** start of Data for the task **
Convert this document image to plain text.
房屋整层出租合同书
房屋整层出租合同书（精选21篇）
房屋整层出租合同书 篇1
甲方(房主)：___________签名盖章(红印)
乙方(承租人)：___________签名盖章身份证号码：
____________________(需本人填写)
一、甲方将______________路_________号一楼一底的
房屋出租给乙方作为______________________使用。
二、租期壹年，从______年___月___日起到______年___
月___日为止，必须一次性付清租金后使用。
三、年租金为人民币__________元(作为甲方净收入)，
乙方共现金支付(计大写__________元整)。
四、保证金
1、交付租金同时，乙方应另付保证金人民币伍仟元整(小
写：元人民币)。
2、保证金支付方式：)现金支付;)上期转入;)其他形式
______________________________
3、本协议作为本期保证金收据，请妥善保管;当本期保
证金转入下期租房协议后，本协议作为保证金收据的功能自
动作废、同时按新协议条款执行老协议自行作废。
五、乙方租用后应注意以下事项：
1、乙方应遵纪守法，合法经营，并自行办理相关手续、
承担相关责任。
** end of Data for the task **
■ Work required ■
Repeat the data in its entirety, character for character.

■ Worked answer ■
Convert this document image to plain text.
房屋整层出租合同书
房屋整层出租合同书（精选21篇）
房屋整层出租合同书 篇1
甲方(房主)：___________签名盖章(红印)
乙方(承租人)：___________签名盖章身份证号码：
____________________(需本人填写)
一、甲方将______________路_________号一楼一底的
房屋出租给乙方作为______________________使用。
二、租期壹年，从______年___月___日起到______年___
月___日为止，必须一次性付清租金后使用。
三、年租金为人民币__________元(作为甲方净收入)，
乙方共现金支付(计大写__________元整)。
四、保证金
1、交付租金同时，乙方应另付保证金人民币伍仟元整(小
写：元人民币)。
2、保证金支付方式：)现金支付;)上期转入;)其他形式
______________________________
3、本协议作为本期保证金收据，请妥善保管;当本期保
证金转入下期租房协议后，本协议作为保证金收据的功能自
动作废、同时按新协议条款执行老协议自行作废。
五、乙方租用后应注意以下事项：
1、乙方应遵纪守法，合法经营，并自行办理相关手续、
承担相关责任。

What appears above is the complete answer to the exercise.